----- ENTRIES PROVIDED -----
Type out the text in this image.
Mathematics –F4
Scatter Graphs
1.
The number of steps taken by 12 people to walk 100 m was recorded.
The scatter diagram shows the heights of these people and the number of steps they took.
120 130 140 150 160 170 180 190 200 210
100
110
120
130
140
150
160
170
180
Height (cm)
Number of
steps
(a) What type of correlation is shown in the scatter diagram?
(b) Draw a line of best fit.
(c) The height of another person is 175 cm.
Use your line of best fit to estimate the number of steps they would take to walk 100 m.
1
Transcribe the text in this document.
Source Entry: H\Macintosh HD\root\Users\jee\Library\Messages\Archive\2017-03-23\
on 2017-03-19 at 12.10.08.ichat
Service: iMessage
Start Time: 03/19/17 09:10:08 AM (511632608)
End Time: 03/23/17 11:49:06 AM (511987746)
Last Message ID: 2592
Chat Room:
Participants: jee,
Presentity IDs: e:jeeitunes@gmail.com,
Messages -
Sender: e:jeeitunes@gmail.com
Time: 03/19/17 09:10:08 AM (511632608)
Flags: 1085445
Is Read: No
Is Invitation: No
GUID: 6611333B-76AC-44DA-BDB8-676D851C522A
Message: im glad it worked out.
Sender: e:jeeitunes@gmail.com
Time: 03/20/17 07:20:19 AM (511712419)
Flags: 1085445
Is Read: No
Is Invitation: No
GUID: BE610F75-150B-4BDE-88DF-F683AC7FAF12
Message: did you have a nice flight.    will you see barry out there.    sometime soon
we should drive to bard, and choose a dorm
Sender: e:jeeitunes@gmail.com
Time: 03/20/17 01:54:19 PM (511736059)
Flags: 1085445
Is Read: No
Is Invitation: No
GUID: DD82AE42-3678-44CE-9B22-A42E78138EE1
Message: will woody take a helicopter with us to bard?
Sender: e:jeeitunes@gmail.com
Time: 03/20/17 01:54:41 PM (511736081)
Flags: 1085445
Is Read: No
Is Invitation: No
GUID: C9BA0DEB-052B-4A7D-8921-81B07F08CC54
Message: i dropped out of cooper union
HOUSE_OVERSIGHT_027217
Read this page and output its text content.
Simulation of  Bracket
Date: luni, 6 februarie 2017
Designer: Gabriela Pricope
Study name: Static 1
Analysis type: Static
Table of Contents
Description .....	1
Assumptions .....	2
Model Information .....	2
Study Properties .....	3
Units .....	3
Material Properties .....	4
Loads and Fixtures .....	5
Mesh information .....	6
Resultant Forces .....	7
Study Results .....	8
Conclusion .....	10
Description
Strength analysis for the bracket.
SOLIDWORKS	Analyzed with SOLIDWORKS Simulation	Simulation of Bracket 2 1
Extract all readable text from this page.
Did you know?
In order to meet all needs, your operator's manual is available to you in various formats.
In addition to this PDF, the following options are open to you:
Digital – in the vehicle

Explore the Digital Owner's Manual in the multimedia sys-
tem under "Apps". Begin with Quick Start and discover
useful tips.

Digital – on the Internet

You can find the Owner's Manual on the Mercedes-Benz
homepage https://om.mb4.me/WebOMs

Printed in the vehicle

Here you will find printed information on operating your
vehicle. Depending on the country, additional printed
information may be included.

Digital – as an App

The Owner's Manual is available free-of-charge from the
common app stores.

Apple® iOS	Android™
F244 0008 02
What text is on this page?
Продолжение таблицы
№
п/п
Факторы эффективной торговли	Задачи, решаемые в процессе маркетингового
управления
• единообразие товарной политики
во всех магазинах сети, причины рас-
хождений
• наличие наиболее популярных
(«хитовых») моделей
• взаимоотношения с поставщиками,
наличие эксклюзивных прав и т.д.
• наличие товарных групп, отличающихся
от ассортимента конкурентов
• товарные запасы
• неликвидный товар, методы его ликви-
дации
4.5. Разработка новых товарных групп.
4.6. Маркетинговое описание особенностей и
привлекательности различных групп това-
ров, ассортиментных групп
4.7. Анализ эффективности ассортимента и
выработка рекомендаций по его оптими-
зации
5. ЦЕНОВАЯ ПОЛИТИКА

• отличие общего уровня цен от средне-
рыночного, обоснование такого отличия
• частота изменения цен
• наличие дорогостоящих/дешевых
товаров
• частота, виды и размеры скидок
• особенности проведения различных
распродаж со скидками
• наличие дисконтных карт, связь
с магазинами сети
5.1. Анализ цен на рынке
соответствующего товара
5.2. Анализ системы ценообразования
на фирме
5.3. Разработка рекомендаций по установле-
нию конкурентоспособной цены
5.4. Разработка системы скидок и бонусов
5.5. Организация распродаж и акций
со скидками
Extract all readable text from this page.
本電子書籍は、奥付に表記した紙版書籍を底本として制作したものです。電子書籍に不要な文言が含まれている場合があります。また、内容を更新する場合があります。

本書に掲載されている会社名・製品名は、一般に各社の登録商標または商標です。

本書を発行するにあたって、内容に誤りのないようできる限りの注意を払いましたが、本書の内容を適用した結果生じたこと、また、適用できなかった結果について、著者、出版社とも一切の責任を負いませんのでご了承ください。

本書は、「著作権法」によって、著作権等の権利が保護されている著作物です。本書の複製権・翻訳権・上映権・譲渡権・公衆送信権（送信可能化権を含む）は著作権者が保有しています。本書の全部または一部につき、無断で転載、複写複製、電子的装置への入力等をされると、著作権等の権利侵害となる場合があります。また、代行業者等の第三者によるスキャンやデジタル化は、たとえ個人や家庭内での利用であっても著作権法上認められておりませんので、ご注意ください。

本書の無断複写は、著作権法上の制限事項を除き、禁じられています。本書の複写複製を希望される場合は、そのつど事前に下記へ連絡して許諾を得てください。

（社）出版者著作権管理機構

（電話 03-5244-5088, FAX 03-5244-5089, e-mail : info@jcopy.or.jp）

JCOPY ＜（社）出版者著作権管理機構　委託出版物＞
-----
YOUR GOAL
Copy every line above that holds the word "best".

WRITTEN RESPONSE
(b) Draw a line of best fit.
Use your line of best fit to estimate the number of steps they would take to walk 100 m.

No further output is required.